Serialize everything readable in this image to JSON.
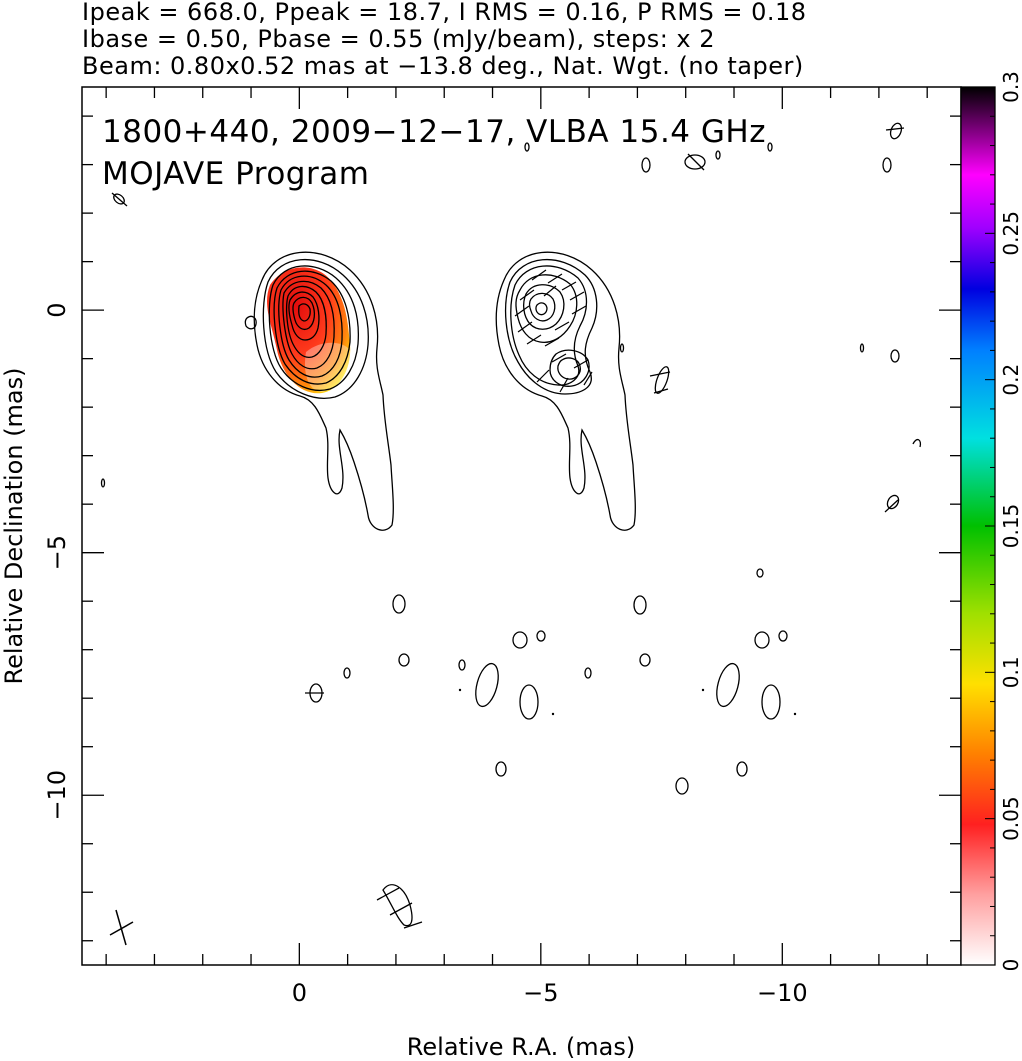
{
  "header": {
    "line1": "Ipeak = 668.0, Ppeak = 18.7, I RMS = 0.16, P RMS = 0.18",
    "line2": "Ibase = 0.50, Pbase = 0.55 (mJy/beam), steps: x 2",
    "line3": "Beam: 0.80x0.52 mas at −13.8 deg., Nat. Wgt. (no taper)"
  },
  "annotations": {
    "source": "1800+440, 2009−12−17, VLBA 15.4 GHz",
    "program": "MOJAVE Program"
  },
  "colors": {
    "contour": "#000000",
    "frame": "#000000",
    "fill_peak": "#ff2200",
    "fill_edge": "#ffee00"
  },
  "chart_data": {
    "type": "heatmap",
    "xlabel": "Relative R.A. (mas)",
    "ylabel": "Relative Declination (mas)",
    "xlim": [
      4.5,
      -13.7
    ],
    "ylim": [
      -13.5,
      4.6
    ],
    "x_axis_reversed": true,
    "x_ticks": [
      0,
      -5,
      -10
    ],
    "x_tick_labels": [
      "0",
      "−5",
      "−10"
    ],
    "y_ticks": [
      0,
      -5,
      -10
    ],
    "y_tick_labels": [
      "0",
      "−5",
      "−10"
    ],
    "colorbar": {
      "range": [
        0,
        0.3
      ],
      "ticks": [
        0,
        0.05,
        0.1,
        0.15,
        0.2,
        0.25,
        0.3
      ],
      "tick_labels": [
        "0",
        "0.05",
        "0.1",
        "0.15",
        "0.2",
        "0.25",
        "0.3"
      ]
    },
    "image_peak_mJy_per_beam": 668.0,
    "polarized_peak_mJy_per_beam": 18.7,
    "stokes_I_rms": 0.16,
    "polarized_rms": 0.18,
    "contour_base_I": 0.5,
    "contour_base_P": 0.55,
    "contour_step_factor": 2,
    "beam": {
      "major_mas": 0.8,
      "minor_mas": 0.52,
      "pa_deg": -13.8
    },
    "panels": [
      {
        "name": "total intensity + fractional polarization",
        "core_position": [
          0,
          0
        ],
        "jet_extent_dec": -4.5
      },
      {
        "name": "polarization vectors",
        "core_position": [
          -5,
          0
        ],
        "jet_extent_dec": -4.5
      }
    ]
  }
}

===

__REQUIRED TASK__.
All entries must be written out again exactly as given, with no pictures in the copy.

__RESPONSE__.
Serialize everything readable in this image to JSON.
{
  "header": {
    "line1": "Ipeak = 668.0, Ppeak = 18.7, I RMS = 0.16, P RMS = 0.18",
    "line2": "Ibase = 0.50, Pbase = 0.55 (mJy/beam), steps: x 2",
    "line3": "Beam: 0.80x0.52 mas at −13.8 deg., Nat. Wgt. (no taper)"
  },
  "annotations": {
    "source": "1800+440, 2009−12−17, VLBA 15.4 GHz",
    "program": "MOJAVE Program"
  },
  "colors": {
    "contour": "#000000",
    "frame": "#000000",
    "fill_peak": "#ff2200",
    "fill_edge": "#ffee00"
  },
  "chart_data": {
    "type": "heatmap",
    "xlabel": "Relative R.A. (mas)",
    "ylabel": "Relative Declination (mas)",
    "xlim": [
      4.5,
      -13.7
    ],
    "ylim": [
      -13.5,
      4.6
    ],
    "x_axis_reversed": true,
    "x_ticks": [
      0,
      -5,
      -10
    ],
    "x_tick_labels": [
      "0",
      "−5",
      "−10"
    ],
    "y_ticks": [
      0,
      -5,
      -10
    ],
    "y_tick_labels": [
      "0",
      "−5",
      "−10"
    ],
    "colorbar": {
      "range": [
        0,
        0.3
      ],
      "ticks": [
        0,
        0.05,
        0.1,
        0.15,
        0.2,
        0.25,
        0.3
      ],
      "tick_labels": [
        "0",
        "0.05",
        "0.1",
        "0.15",
        "0.2",
        "0.25",
        "0.3"
      ]
    },
    "image_peak_mJy_per_beam": 668.0,
    "polarized_peak_mJy_per_beam": 18.7,
    "stokes_I_rms": 0.16,
    "polarized_rms": 0.18,
    "contour_base_I": 0.5,
    "contour_base_P": 0.55,
    "contour_step_factor": 2,
    "beam": {
      "major_mas": 0.8,
      "minor_mas": 0.52,
      "pa_deg": -13.8
    },
    "panels": [
      {
        "name": "total intensity + fractional polarization",
        "core_position": [
          0,
          0
        ],
        "jet_extent_dec": -4.5
      },
      {
        "name": "polarization vectors",
        "core_position": [
          -5,
          0
        ],
        "jet_extent_dec": -4.5
      }
    ]
  }
}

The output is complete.